▸ Exercise materials:
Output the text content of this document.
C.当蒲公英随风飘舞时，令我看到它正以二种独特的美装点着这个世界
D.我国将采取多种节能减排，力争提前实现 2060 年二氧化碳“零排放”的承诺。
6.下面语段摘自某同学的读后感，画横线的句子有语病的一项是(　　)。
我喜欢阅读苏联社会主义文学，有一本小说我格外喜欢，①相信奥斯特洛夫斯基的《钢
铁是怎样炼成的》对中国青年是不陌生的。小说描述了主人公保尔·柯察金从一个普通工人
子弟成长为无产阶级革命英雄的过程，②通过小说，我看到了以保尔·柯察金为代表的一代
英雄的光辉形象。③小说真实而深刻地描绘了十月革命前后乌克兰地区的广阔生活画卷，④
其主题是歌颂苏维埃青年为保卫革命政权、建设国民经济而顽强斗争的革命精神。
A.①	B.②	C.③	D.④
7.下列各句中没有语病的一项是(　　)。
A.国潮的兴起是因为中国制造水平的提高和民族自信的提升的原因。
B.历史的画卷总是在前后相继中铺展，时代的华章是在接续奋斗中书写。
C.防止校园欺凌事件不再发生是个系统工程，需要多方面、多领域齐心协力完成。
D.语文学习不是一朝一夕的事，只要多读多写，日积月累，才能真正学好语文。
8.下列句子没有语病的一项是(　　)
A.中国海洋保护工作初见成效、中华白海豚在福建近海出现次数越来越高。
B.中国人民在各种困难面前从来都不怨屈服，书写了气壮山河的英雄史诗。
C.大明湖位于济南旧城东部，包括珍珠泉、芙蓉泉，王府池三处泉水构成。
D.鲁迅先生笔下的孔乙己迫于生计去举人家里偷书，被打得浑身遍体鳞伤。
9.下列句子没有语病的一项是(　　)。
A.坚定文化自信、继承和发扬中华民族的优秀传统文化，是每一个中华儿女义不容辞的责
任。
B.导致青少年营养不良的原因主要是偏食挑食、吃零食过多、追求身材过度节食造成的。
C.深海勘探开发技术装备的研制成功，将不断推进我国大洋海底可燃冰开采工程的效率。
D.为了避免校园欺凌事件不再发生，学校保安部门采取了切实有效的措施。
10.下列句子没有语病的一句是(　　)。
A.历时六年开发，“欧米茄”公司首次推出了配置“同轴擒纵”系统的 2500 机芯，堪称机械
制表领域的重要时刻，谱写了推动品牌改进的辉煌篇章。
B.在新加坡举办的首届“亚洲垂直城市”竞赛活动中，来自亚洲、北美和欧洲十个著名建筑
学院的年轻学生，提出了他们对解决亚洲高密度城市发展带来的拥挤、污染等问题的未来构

▸ Exercise details: Return the listing above in full, character for character.

▸ Answer for the task:
Output the text content of this document.
C.当蒲公英随风飘舞时，令我看到它正以二种独特的美装点着这个世界
D.我国将采取多种节能减排，力争提前实现 2060 年二氧化碳“零排放”的承诺。
6.下面语段摘自某同学的读后感，画横线的句子有语病的一项是(　　)。
我喜欢阅读苏联社会主义文学，有一本小说我格外喜欢，①相信奥斯特洛夫斯基的《钢
铁是怎样炼成的》对中国青年是不陌生的。小说描述了主人公保尔·柯察金从一个普通工人
子弟成长为无产阶级革命英雄的过程，②通过小说，我看到了以保尔·柯察金为代表的一代
英雄的光辉形象。③小说真实而深刻地描绘了十月革命前后乌克兰地区的广阔生活画卷，④
其主题是歌颂苏维埃青年为保卫革命政权、建设国民经济而顽强斗争的革命精神。
A.①	B.②	C.③	D.④
7.下列各句中没有语病的一项是(　　)。
A.国潮的兴起是因为中国制造水平的提高和民族自信的提升的原因。
B.历史的画卷总是在前后相继中铺展，时代的华章是在接续奋斗中书写。
C.防止校园欺凌事件不再发生是个系统工程，需要多方面、多领域齐心协力完成。
D.语文学习不是一朝一夕的事，只要多读多写，日积月累，才能真正学好语文。
8.下列句子没有语病的一项是(　　)
A.中国海洋保护工作初见成效、中华白海豚在福建近海出现次数越来越高。
B.中国人民在各种困难面前从来都不怨屈服，书写了气壮山河的英雄史诗。
C.大明湖位于济南旧城东部，包括珍珠泉、芙蓉泉，王府池三处泉水构成。
D.鲁迅先生笔下的孔乙己迫于生计去举人家里偷书，被打得浑身遍体鳞伤。
9.下列句子没有语病的一项是(　　)。
A.坚定文化自信、继承和发扬中华民族的优秀传统文化，是每一个中华儿女义不容辞的责
任。
B.导致青少年营养不良的原因主要是偏食挑食、吃零食过多、追求身材过度节食造成的。
C.深海勘探开发技术装备的研制成功，将不断推进我国大洋海底可燃冰开采工程的效率。
D.为了避免校园欺凌事件不再发生，学校保安部门采取了切实有效的措施。
10.下列句子没有语病的一句是(　　)。
A.历时六年开发，“欧米茄”公司首次推出了配置“同轴擒纵”系统的 2500 机芯，堪称机械
制表领域的重要时刻，谱写了推动品牌改进的辉煌篇章。
B.在新加坡举办的首届“亚洲垂直城市”竞赛活动中，来自亚洲、北美和欧洲十个著名建筑
学院的年轻学生，提出了他们对解决亚洲高密度城市发展带来的拥挤、污染等问题的未来构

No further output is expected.